(Data extracted from a collection)
--- Begin ---
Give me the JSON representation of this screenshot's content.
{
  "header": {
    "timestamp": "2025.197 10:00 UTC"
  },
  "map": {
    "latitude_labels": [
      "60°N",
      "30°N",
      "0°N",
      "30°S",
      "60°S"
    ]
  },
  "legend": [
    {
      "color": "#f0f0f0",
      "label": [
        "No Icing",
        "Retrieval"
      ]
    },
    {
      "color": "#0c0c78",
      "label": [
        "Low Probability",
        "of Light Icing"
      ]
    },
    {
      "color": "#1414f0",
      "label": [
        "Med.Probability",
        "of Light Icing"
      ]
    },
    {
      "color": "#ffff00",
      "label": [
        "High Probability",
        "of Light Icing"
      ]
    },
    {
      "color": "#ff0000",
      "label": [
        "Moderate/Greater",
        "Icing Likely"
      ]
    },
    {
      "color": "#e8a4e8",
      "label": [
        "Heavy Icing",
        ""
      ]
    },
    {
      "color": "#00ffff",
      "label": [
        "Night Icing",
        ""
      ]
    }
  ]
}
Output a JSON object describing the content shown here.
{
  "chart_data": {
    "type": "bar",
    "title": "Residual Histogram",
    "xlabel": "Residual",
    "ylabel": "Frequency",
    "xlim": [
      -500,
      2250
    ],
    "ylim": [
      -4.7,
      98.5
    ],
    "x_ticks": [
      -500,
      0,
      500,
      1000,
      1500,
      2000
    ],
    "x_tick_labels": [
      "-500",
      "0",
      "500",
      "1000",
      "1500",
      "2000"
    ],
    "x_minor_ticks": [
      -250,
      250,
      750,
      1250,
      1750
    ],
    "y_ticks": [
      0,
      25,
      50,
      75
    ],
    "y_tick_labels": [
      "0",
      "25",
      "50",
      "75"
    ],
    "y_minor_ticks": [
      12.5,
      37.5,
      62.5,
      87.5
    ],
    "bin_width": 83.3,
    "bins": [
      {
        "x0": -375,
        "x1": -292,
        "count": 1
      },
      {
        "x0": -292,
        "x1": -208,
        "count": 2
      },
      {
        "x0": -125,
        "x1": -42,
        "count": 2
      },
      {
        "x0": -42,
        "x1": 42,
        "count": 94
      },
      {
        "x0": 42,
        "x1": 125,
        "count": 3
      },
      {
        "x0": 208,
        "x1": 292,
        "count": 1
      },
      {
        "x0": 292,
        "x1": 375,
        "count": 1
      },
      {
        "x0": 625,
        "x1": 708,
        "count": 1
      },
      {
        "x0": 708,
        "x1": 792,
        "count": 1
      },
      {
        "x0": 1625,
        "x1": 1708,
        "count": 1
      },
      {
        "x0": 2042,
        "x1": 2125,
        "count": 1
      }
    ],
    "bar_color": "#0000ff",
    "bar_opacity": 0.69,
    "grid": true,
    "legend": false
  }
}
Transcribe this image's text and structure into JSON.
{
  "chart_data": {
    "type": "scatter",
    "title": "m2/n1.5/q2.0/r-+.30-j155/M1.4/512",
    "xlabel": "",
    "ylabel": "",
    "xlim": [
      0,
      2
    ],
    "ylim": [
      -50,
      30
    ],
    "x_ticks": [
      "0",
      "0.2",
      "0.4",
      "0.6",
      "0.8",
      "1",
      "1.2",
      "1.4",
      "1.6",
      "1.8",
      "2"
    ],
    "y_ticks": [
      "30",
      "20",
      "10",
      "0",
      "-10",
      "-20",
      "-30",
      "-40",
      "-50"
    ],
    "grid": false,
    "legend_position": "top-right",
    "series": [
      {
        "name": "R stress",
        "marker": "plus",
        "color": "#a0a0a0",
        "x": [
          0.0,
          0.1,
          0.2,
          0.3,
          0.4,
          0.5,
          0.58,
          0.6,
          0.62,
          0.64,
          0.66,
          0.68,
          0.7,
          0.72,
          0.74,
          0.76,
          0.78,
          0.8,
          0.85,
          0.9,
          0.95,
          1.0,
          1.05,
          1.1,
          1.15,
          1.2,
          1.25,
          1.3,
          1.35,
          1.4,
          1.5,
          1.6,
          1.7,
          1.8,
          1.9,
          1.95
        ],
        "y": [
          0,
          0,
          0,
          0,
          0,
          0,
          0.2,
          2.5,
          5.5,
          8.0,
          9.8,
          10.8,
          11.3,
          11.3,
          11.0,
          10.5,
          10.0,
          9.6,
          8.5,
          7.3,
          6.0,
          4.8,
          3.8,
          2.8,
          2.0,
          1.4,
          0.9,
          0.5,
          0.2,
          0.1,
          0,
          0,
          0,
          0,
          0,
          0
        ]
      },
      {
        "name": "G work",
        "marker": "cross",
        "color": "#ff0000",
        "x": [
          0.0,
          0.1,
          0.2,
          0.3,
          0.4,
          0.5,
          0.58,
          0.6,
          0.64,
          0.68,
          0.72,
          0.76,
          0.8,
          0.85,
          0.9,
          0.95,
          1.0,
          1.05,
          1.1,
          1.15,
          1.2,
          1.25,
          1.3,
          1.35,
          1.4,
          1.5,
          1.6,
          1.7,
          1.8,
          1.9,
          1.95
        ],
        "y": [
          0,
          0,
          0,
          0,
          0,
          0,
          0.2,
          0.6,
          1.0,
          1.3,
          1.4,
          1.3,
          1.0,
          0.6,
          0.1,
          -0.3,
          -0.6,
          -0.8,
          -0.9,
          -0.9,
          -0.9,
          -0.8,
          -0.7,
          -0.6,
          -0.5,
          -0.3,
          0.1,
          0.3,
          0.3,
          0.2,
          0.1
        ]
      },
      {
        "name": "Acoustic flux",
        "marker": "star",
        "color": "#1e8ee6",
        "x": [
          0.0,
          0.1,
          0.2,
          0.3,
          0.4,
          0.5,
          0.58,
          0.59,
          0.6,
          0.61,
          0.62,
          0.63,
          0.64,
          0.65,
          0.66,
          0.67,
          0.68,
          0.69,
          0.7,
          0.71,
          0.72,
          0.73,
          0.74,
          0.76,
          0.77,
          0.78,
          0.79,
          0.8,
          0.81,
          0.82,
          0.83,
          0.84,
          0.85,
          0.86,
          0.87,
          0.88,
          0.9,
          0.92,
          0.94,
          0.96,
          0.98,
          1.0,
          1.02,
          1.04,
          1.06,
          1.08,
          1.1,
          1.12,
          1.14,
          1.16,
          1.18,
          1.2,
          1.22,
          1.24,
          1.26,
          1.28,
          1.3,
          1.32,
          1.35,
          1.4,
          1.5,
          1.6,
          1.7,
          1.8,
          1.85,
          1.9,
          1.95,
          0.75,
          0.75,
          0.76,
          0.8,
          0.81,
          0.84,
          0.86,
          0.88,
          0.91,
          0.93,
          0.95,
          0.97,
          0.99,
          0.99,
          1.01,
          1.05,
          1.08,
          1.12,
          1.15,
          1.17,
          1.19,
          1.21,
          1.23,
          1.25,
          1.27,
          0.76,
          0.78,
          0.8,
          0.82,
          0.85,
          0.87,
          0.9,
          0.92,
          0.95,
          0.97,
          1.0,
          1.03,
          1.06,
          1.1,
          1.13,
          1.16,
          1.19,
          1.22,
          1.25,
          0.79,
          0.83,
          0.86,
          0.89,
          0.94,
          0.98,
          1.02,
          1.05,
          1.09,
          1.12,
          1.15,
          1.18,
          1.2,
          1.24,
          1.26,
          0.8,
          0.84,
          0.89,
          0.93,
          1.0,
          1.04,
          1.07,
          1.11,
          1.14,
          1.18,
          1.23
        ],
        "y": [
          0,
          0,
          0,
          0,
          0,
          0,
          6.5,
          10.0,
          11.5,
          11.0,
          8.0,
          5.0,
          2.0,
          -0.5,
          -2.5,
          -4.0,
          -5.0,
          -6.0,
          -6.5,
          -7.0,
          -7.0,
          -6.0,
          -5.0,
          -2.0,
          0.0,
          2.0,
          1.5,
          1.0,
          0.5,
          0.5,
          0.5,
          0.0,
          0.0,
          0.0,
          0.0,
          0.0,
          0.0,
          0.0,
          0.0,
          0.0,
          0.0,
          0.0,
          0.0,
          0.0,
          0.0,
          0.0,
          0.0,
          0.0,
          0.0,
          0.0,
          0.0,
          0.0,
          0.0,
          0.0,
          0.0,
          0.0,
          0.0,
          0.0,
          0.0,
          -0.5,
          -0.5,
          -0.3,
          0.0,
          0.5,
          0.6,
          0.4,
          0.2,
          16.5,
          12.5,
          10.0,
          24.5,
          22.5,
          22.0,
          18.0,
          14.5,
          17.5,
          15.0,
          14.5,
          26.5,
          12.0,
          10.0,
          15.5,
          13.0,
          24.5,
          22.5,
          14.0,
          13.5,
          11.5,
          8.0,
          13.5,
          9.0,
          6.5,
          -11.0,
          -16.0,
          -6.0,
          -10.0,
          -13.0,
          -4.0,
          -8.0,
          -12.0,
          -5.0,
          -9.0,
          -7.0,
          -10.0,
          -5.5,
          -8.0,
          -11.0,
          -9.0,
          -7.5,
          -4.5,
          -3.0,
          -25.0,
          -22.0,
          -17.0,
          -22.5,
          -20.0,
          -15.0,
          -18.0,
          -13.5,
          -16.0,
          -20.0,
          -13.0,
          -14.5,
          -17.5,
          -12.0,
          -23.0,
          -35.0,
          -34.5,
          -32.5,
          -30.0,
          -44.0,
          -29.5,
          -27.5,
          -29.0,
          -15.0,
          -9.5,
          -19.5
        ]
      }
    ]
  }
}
--- End ---
- _WHAT TO DO_
Return each line where "Probability" shows up.

- _RESULT OF THIS EXERCISE_
        "Low Probability",
        "Med.Probability",
        "High Probability",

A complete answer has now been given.